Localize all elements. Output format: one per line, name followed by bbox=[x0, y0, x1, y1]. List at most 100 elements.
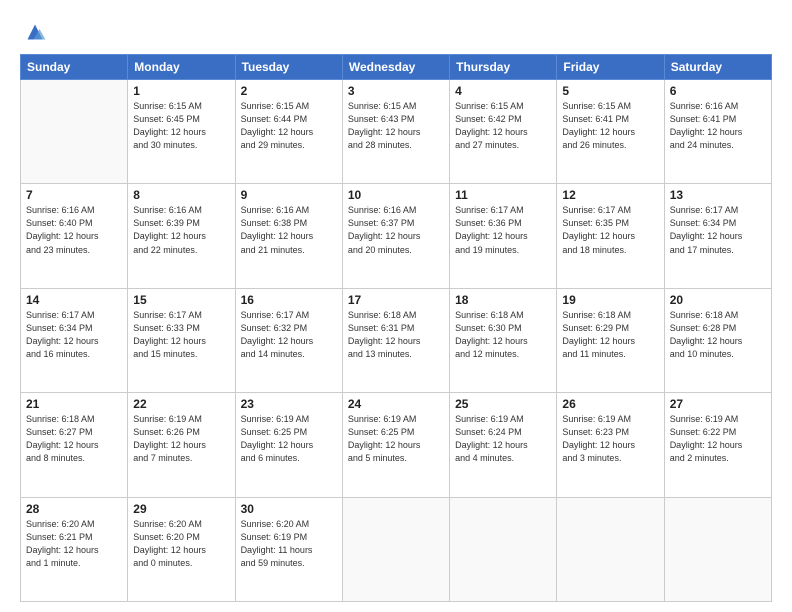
calendar-cell: 1Sunrise: 6:15 AM Sunset: 6:45 PM Daylig… bbox=[128, 80, 235, 184]
day-header-tuesday: Tuesday bbox=[235, 55, 342, 80]
day-number: 15 bbox=[133, 293, 229, 307]
day-info: Sunrise: 6:18 AM Sunset: 6:27 PM Dayligh… bbox=[26, 413, 122, 465]
day-info: Sunrise: 6:18 AM Sunset: 6:31 PM Dayligh… bbox=[348, 309, 444, 361]
day-number: 9 bbox=[241, 188, 337, 202]
day-number: 13 bbox=[670, 188, 766, 202]
calendar-cell: 29 Sunrise: 6:20 AM Sunset: 6:20 PM Dayli… bbox=[128, 497, 235, 601]
calendar-cell: 19 Sunrise: 6:18 AM Sunset: 6:29 PM Dayli… bbox=[557, 288, 664, 392]
calendar-week-2: 7 Sunrise: 6:16 AM Sunset: 6:40 PM Daylig… bbox=[21, 184, 772, 288]
day-number: 5 bbox=[562, 84, 658, 98]
day-info: Sunrise: 6:17 AM Sunset: 6:32 PM Dayligh… bbox=[241, 309, 337, 361]
calendar-table: SundayMondayTuesdayWednesdayThursdayFrid… bbox=[20, 54, 772, 602]
day-info: Sunrise: 6:15 AM Sunset: 6:44 PM Dayligh… bbox=[241, 100, 337, 152]
calendar-cell: 23 Sunrise: 6:19 AM Sunset: 6:25 PM Dayli… bbox=[235, 393, 342, 497]
day-info: Sunrise: 6:16 AM Sunset: 6:40 PM Dayligh… bbox=[26, 204, 122, 256]
day-number: 3 bbox=[348, 84, 444, 98]
day-number: 1 bbox=[133, 84, 229, 98]
day-info: Sunrise: 6:19 AM Sunset: 6:25 PM Dayligh… bbox=[241, 413, 337, 465]
calendar-cell: 10 Sunrise: 6:16 AM Sunset: 6:37 PM Dayli… bbox=[342, 184, 449, 288]
day-number: 12 bbox=[562, 188, 658, 202]
day-number: 14 bbox=[26, 293, 122, 307]
calendar-cell: 25Sunrise: 6:19 AM Sunset: 6:24 PM Dayli… bbox=[450, 393, 557, 497]
calendar-cell: 27 Sunrise: 6:19 AM Sunset: 6:22 PM Dayli… bbox=[664, 393, 771, 497]
calendar-cell: 11 Sunrise: 6:17 AM Sunset: 6:36 PM Dayli… bbox=[450, 184, 557, 288]
day-number: 30 bbox=[241, 502, 337, 516]
calendar-cell: 14Sunrise: 6:17 AM Sunset: 6:34 PM Dayli… bbox=[21, 288, 128, 392]
calendar-week-4: 21 Sunrise: 6:18 AM Sunset: 6:27 PM Dayli… bbox=[21, 393, 772, 497]
calendar-cell: 9 Sunrise: 6:16 AM Sunset: 6:38 PM Daylig… bbox=[235, 184, 342, 288]
day-number: 26 bbox=[562, 397, 658, 411]
day-number: 17 bbox=[348, 293, 444, 307]
day-info: Sunrise: 6:15 AM Sunset: 6:41 PM Dayligh… bbox=[562, 100, 658, 152]
calendar-header-row: SundayMondayTuesdayWednesdayThursdayFrid… bbox=[21, 55, 772, 80]
day-info: Sunrise: 6:20 AM Sunset: 6:20 PM Dayligh… bbox=[133, 518, 229, 570]
day-info: Sunrise: 6:15 AM Sunset: 6:42 PM Dayligh… bbox=[455, 100, 551, 152]
header bbox=[20, 18, 772, 46]
day-header-friday: Friday bbox=[557, 55, 664, 80]
day-info: Sunrise: 6:19 AM Sunset: 6:25 PM Dayligh… bbox=[348, 413, 444, 465]
day-info: Sunrise: 6:16 AM Sunset: 6:37 PM Dayligh… bbox=[348, 204, 444, 256]
page: SundayMondayTuesdayWednesdayThursdayFrid… bbox=[0, 0, 792, 612]
day-number: 11 bbox=[455, 188, 551, 202]
calendar-cell: 6Sunrise: 6:16 AM Sunset: 6:41 PM Daylig… bbox=[664, 80, 771, 184]
day-number: 16 bbox=[241, 293, 337, 307]
logo bbox=[20, 18, 54, 46]
calendar-cell: 4 Sunrise: 6:15 AM Sunset: 6:42 PM Daylig… bbox=[450, 80, 557, 184]
day-number: 28 bbox=[26, 502, 122, 516]
calendar-cell: 7 Sunrise: 6:16 AM Sunset: 6:40 PM Daylig… bbox=[21, 184, 128, 288]
day-info: Sunrise: 6:16 AM Sunset: 6:38 PM Dayligh… bbox=[241, 204, 337, 256]
day-info: Sunrise: 6:17 AM Sunset: 6:35 PM Dayligh… bbox=[562, 204, 658, 256]
day-info: Sunrise: 6:17 AM Sunset: 6:34 PM Dayligh… bbox=[670, 204, 766, 256]
day-number: 7 bbox=[26, 188, 122, 202]
calendar-cell: 22 Sunrise: 6:19 AM Sunset: 6:26 PM Dayli… bbox=[128, 393, 235, 497]
logo-icon bbox=[20, 18, 50, 46]
day-header-saturday: Saturday bbox=[664, 55, 771, 80]
day-number: 20 bbox=[670, 293, 766, 307]
calendar-cell: 13 Sunrise: 6:17 AM Sunset: 6:34 PM Dayli… bbox=[664, 184, 771, 288]
day-info: Sunrise: 6:19 AM Sunset: 6:26 PM Dayligh… bbox=[133, 413, 229, 465]
day-number: 8 bbox=[133, 188, 229, 202]
day-number: 2 bbox=[241, 84, 337, 98]
day-number: 29 bbox=[133, 502, 229, 516]
day-info: Sunrise: 6:18 AM Sunset: 6:28 PM Dayligh… bbox=[670, 309, 766, 361]
day-number: 24 bbox=[348, 397, 444, 411]
calendar-cell: 26 Sunrise: 6:19 AM Sunset: 6:23 PM Dayli… bbox=[557, 393, 664, 497]
day-number: 10 bbox=[348, 188, 444, 202]
day-info: Sunrise: 6:15 AM Sunset: 6:43 PM Dayligh… bbox=[348, 100, 444, 152]
calendar-cell bbox=[450, 497, 557, 601]
day-info: Sunrise: 6:19 AM Sunset: 6:23 PM Dayligh… bbox=[562, 413, 658, 465]
calendar-week-1: 1Sunrise: 6:15 AM Sunset: 6:45 PM Daylig… bbox=[21, 80, 772, 184]
calendar-cell: 30 Sunrise: 6:20 AM Sunset: 6:19 PM Dayli… bbox=[235, 497, 342, 601]
calendar-cell bbox=[21, 80, 128, 184]
calendar-week-5: 28 Sunrise: 6:20 AM Sunset: 6:21 PM Dayli… bbox=[21, 497, 772, 601]
calendar-cell bbox=[664, 497, 771, 601]
calendar-cell: 18 Sunrise: 6:18 AM Sunset: 6:30 PM Dayli… bbox=[450, 288, 557, 392]
day-info: Sunrise: 6:19 AM Sunset: 6:22 PM Dayligh… bbox=[670, 413, 766, 465]
day-number: 6 bbox=[670, 84, 766, 98]
day-number: 4 bbox=[455, 84, 551, 98]
day-number: 21 bbox=[26, 397, 122, 411]
day-info: Sunrise: 6:18 AM Sunset: 6:30 PM Dayligh… bbox=[455, 309, 551, 361]
calendar-cell: 3 Sunrise: 6:15 AM Sunset: 6:43 PM Daylig… bbox=[342, 80, 449, 184]
calendar-cell: 20 Sunrise: 6:18 AM Sunset: 6:28 PM Dayli… bbox=[664, 288, 771, 392]
day-number: 18 bbox=[455, 293, 551, 307]
day-info: Sunrise: 6:20 AM Sunset: 6:19 PM Dayligh… bbox=[241, 518, 337, 570]
day-number: 27 bbox=[670, 397, 766, 411]
calendar-cell: 2 Sunrise: 6:15 AM Sunset: 6:44 PM Daylig… bbox=[235, 80, 342, 184]
calendar-cell: 28 Sunrise: 6:20 AM Sunset: 6:21 PM Dayli… bbox=[21, 497, 128, 601]
day-header-wednesday: Wednesday bbox=[342, 55, 449, 80]
calendar-cell: 8 Sunrise: 6:16 AM Sunset: 6:39 PM Daylig… bbox=[128, 184, 235, 288]
day-number: 19 bbox=[562, 293, 658, 307]
day-info: Sunrise: 6:20 AM Sunset: 6:21 PM Dayligh… bbox=[26, 518, 122, 570]
calendar-cell bbox=[342, 497, 449, 601]
calendar-cell: 21 Sunrise: 6:18 AM Sunset: 6:27 PM Dayli… bbox=[21, 393, 128, 497]
day-info: Sunrise: 6:18 AM Sunset: 6:29 PM Dayligh… bbox=[562, 309, 658, 361]
calendar-cell: 15Sunrise: 6:17 AM Sunset: 6:33 PM Dayli… bbox=[128, 288, 235, 392]
day-header-monday: Monday bbox=[128, 55, 235, 80]
day-number: 22 bbox=[133, 397, 229, 411]
day-number: 25 bbox=[455, 397, 551, 411]
day-number: 23 bbox=[241, 397, 337, 411]
day-info: Sunrise: 6:16 AM Sunset: 6:39 PM Dayligh… bbox=[133, 204, 229, 256]
calendar-cell: 16 Sunrise: 6:17 AM Sunset: 6:32 PM Dayli… bbox=[235, 288, 342, 392]
day-info: Sunrise: 6:17 AM Sunset: 6:36 PM Dayligh… bbox=[455, 204, 551, 256]
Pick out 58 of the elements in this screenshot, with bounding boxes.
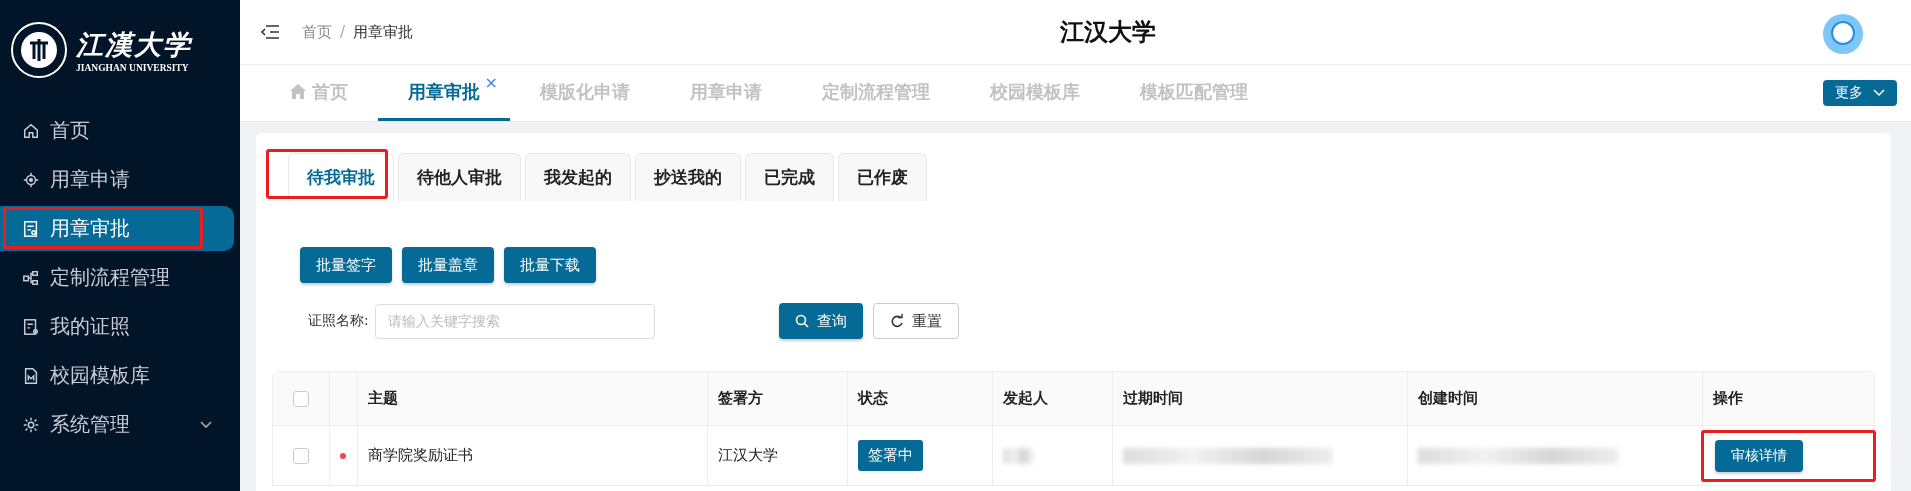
file-icon	[22, 366, 40, 385]
status-tab[interactable]: 已完成	[745, 153, 834, 201]
status-tab[interactable]: 我发起的	[525, 153, 631, 201]
field-label: 证照名称:	[308, 312, 369, 330]
flow-icon	[22, 268, 40, 287]
column-header: 过期时间	[1112, 372, 1407, 425]
blurred-text	[1003, 447, 1033, 464]
sidebar-item[interactable]: 我的证照	[0, 304, 234, 349]
select-all-checkbox[interactable]	[293, 390, 309, 407]
home-icon	[22, 121, 40, 140]
column-header: 主题	[357, 372, 707, 425]
row-checkbox[interactable]	[293, 447, 309, 464]
table-cell: 江汉大学	[707, 426, 847, 485]
column-header: 发起人	[992, 372, 1112, 425]
breadcrumb-separator: /	[340, 23, 346, 41]
more-button[interactable]: 更多	[1823, 80, 1897, 106]
column-header: 签署方	[707, 372, 847, 425]
column-header: 操作	[1702, 372, 1874, 425]
status-tab[interactable]: 待他人审批	[398, 153, 521, 201]
sidebar-item[interactable]: 系统管理	[0, 402, 234, 447]
settings-icon	[22, 415, 40, 434]
page-title: 江汉大学	[1060, 17, 1156, 48]
sidebar-item[interactable]: 首页	[0, 108, 234, 153]
column-header: 创建时间	[1407, 372, 1702, 425]
batch-button[interactable]: 批量盖章	[402, 247, 494, 283]
sidebar-item[interactable]: 校园模板库	[0, 353, 234, 398]
column-header: 状态	[847, 372, 992, 425]
doc-icon	[22, 219, 40, 238]
close-icon[interactable]: ×	[484, 73, 498, 92]
sidebar-item[interactable]: 用章申请	[0, 157, 234, 202]
search-icon	[794, 314, 809, 328]
breadcrumb-item: 用章审批	[353, 22, 414, 42]
batch-button[interactable]: 批量下载	[504, 247, 596, 283]
sidebar-item[interactable]: 定制流程管理	[0, 255, 234, 300]
menu-icon[interactable]	[260, 24, 280, 40]
home-icon	[290, 84, 306, 99]
logo-subtitle: JIANGHAN UNIVERSITY	[76, 63, 190, 73]
chevron-icon	[200, 420, 212, 429]
sidebar-item[interactable]: 用章审批	[0, 206, 234, 251]
reset-button[interactable]: 重置	[872, 303, 959, 339]
page-tab[interactable]: 用章审批 ×	[378, 65, 510, 121]
status-tab[interactable]: 抄送我的	[635, 153, 741, 201]
chevron-icon	[1873, 89, 1885, 97]
target-icon	[22, 170, 40, 189]
review-details-button[interactable]: 审核详情	[1715, 439, 1803, 472]
emblem-icon	[10, 21, 68, 79]
search-field[interactable]: 请输入关键字搜索	[374, 303, 655, 339]
status-tab[interactable]: 已作废	[838, 153, 927, 201]
status-tab[interactable]: 待我审批	[288, 153, 394, 201]
status-tag: 签署中	[858, 440, 923, 471]
table-cell: 商学院奖励证书	[357, 426, 707, 485]
batch-button[interactable]: 批量签字	[300, 247, 392, 283]
logo-text: 江漢大学	[76, 28, 192, 62]
card-icon	[22, 317, 40, 336]
refresh-icon	[889, 314, 904, 328]
breadcrumb-item[interactable]: 首页	[302, 22, 332, 42]
avatar[interactable]	[1823, 14, 1863, 54]
query-button[interactable]: 查询	[778, 303, 863, 339]
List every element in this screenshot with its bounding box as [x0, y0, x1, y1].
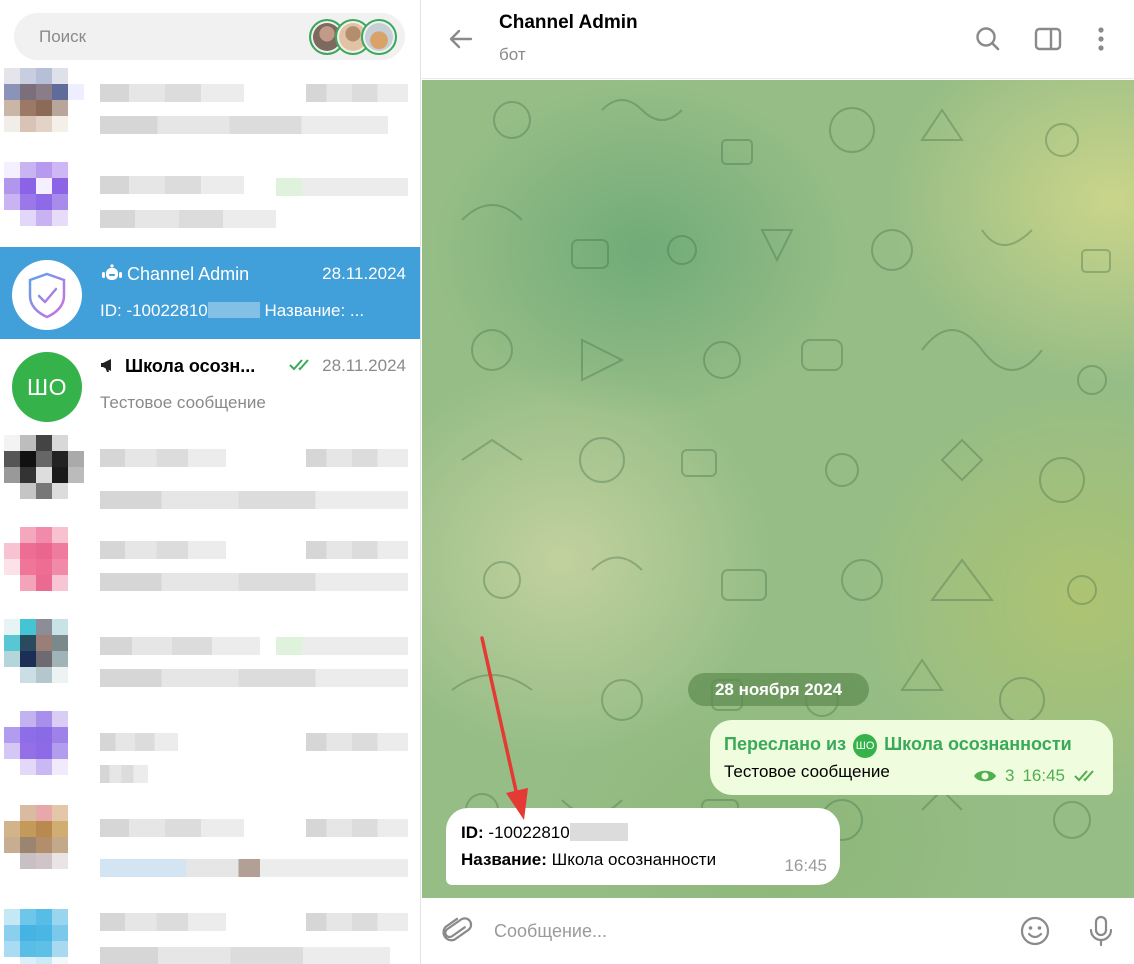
- paperclip-icon: [442, 917, 473, 942]
- chat-date: 28.11.2024: [322, 264, 406, 283]
- message-time: 16:45: [784, 856, 827, 875]
- microphone-icon: [1089, 915, 1113, 947]
- name-value: Школа осознанности: [551, 850, 717, 869]
- forwarded-source-name[interactable]: Школа осознанности: [884, 734, 1072, 754]
- avatar-redacted: [4, 435, 84, 507]
- forwarded-source-avatar: ШО: [853, 734, 878, 758]
- message-input[interactable]: [494, 912, 994, 950]
- chat-header: Channel Admin бот: [422, 0, 1134, 79]
- avatar-redacted: [4, 527, 84, 599]
- message-id-line: ID: -10022810: [461, 823, 628, 843]
- message-bubble-outgoing[interactable]: Переслано из ШО Школа осознанности Тесто…: [710, 720, 1113, 795]
- chat-list-sidebar: Channel Admin 28.11.2024 ID: -10022810 Н…: [0, 0, 421, 964]
- sidebar-toggle-button[interactable]: [1031, 22, 1065, 56]
- back-arrow-icon: [449, 29, 473, 49]
- chat-preview-rest: Название: ...: [264, 301, 365, 320]
- chat-title: Channel Admin: [100, 264, 249, 285]
- avatar-redacted: [4, 805, 84, 877]
- megaphone-icon: [101, 359, 111, 372]
- chat-date: 28.11.2024: [322, 356, 406, 375]
- bot-icon: [102, 264, 122, 280]
- stories-avatars[interactable]: [309, 19, 397, 55]
- search-bar: [14, 13, 405, 60]
- chat-row-redacted[interactable]: [0, 66, 420, 158]
- chat-row-redacted[interactable]: [0, 431, 420, 523]
- date-separator: 28 ноября 2024: [688, 673, 869, 706]
- message-text: Тестовое сообщение: [724, 762, 890, 781]
- name-label: Название:: [461, 850, 547, 869]
- message-time: 16:45: [1022, 766, 1065, 785]
- chat-preview: Тестовое сообщение: [100, 393, 266, 412]
- shield-check-icon: [28, 272, 66, 319]
- chat-row-redacted[interactable]: [0, 615, 420, 707]
- message-bubble-incoming[interactable]: ID: -10022810 Название: Школа осознаннос…: [446, 808, 840, 885]
- chat-row-redacted[interactable]: [0, 891, 420, 964]
- double-check-icon: [1074, 770, 1094, 782]
- avatar-redacted: [4, 162, 84, 234]
- avatar: ШО: [12, 352, 82, 422]
- avatar: [12, 260, 82, 330]
- more-button[interactable]: [1084, 22, 1118, 56]
- avatar-redacted: [4, 619, 84, 691]
- views-count: 3: [1004, 766, 1015, 785]
- search-input[interactable]: [14, 13, 304, 60]
- message-name-line: Название: Школа осознанности: [461, 850, 716, 870]
- chat-row-redacted[interactable]: [0, 799, 420, 891]
- back-button[interactable]: [444, 22, 478, 56]
- emoji-button[interactable]: [1018, 914, 1052, 948]
- chat-row-redacted[interactable]: [0, 523, 420, 615]
- more-vertical-icon: [1098, 27, 1104, 51]
- message-meta: 3 16:45: [973, 766, 1101, 786]
- avatar-redacted: [4, 711, 84, 783]
- avatar-redacted: [4, 68, 84, 140]
- double-check-icon: [289, 358, 315, 375]
- emoji-icon: [1020, 916, 1050, 946]
- redacted-digits: [569, 823, 628, 841]
- redacted-digits: [207, 302, 260, 318]
- chat-header-title[interactable]: Channel Admin: [499, 12, 638, 34]
- chat-header-status: бот: [499, 45, 526, 64]
- id-label: ID:: [461, 823, 484, 842]
- voice-button[interactable]: [1084, 914, 1118, 948]
- attach-button[interactable]: [440, 914, 474, 948]
- chat-row-redacted[interactable]: [0, 158, 420, 250]
- chat-title: Школа осозн...: [100, 356, 255, 377]
- id-value: -10022810: [488, 823, 570, 842]
- search-button[interactable]: [971, 22, 1005, 56]
- forwarded-header[interactable]: Переслано из ШО Школа осознанности: [724, 734, 1072, 758]
- chat-row-redacted[interactable]: [0, 707, 420, 799]
- chat-title-text: Школа осозн...: [125, 356, 256, 376]
- avatar-redacted: [4, 909, 84, 964]
- story-avatar[interactable]: [361, 19, 397, 55]
- chat-preview: ID: -10022810 Название: ...: [100, 301, 364, 321]
- eye-icon: [973, 770, 996, 782]
- chat-title-text: Channel Admin: [127, 264, 250, 284]
- chat-row-channel-admin[interactable]: Channel Admin 28.11.2024 ID: -10022810 Н…: [0, 247, 420, 339]
- chat-preview-id: ID: -10022810: [100, 301, 208, 320]
- forwarded-prefix: Переслано из: [724, 734, 847, 754]
- search-icon: [976, 27, 1000, 51]
- chat-row-school[interactable]: ШО Школа осозн... 28.11.2024 Тестовое со…: [0, 339, 420, 431]
- message-composer: [422, 898, 1134, 964]
- sidebar-toggle-icon: [1034, 27, 1062, 51]
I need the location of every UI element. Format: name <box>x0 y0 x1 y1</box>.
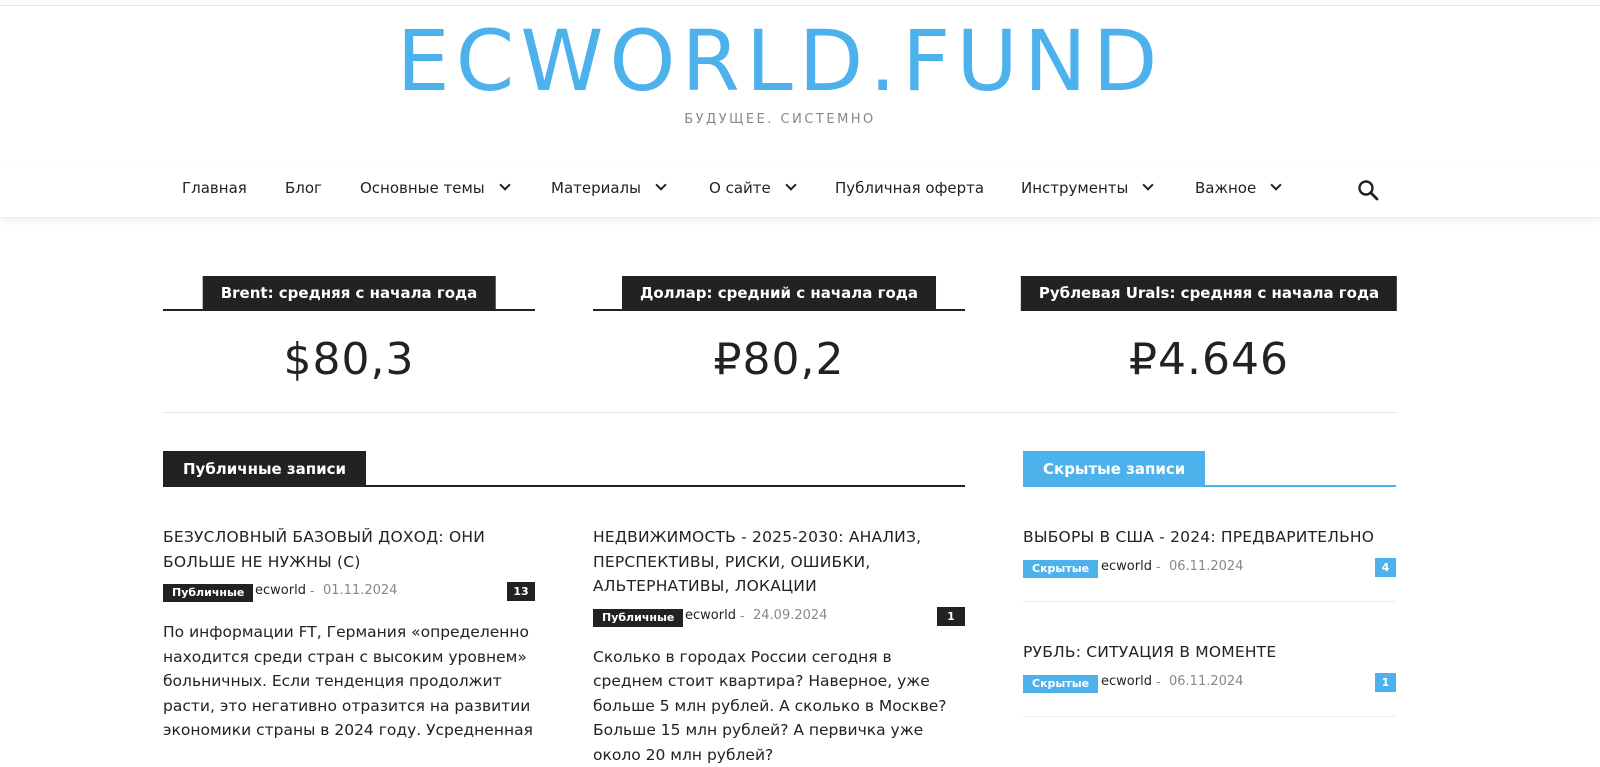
• • • • • • •
## Zadanie
We wpisach od tego, który zawiera "calendar-cell: 1Sunrise: 6:15", do tego, który zawiera "day-info: Sunrise: 6:15 AM Sunset: 6:44", łącznie z obydwoma, zmień nazwę "day-info" na "day-details". Podaj ponownie tylko ten fragment, a poza tą zmianą nic w nim nie zmieniaj.

## Rozwiązanie
calendar-cell: 1Sunrise: 6:15 AM Sunset: 6:45 PM Daylig… bbox=[128, 80, 235, 184]
day-header-tuesday: Tuesday bbox=[235, 55, 342, 80]
day-number: 15 bbox=[133, 293, 229, 307]
day-details: Sunrise: 6:18 AM Sunset: 6:27 PM Dayligh… bbox=[26, 413, 122, 465]
day-details: Sunrise: 6:18 AM Sunset: 6:31 PM Dayligh… bbox=[348, 309, 444, 361]
day-number: 9 bbox=[241, 188, 337, 202]
day-number: 13 bbox=[670, 188, 766, 202]
calendar-cell: 29 Sunrise: 6:20 AM Sunset: 6:20 PM Dayli… bbox=[128, 497, 235, 601]
calendar-cell: 19 Sunrise: 6:18 AM Sunset: 6:29 PM Dayli… bbox=[557, 288, 664, 392]
calendar-week-2: 7 Sunrise: 6:16 AM Sunset: 6:40 PM Daylig… bbox=[21, 184, 772, 288]
day-number: 5 bbox=[562, 84, 658, 98]
day-details: Sunrise: 6:17 AM Sunset: 6:32 PM Dayligh… bbox=[241, 309, 337, 361]
calendar-table: SundayMondayTuesdayWednesdayThursdayFrid… bbox=[20, 54, 772, 602]
day-details: Sunrise: 6:15 AM Sunset: 6:44 PM Dayligh… bbox=[241, 100, 337, 152]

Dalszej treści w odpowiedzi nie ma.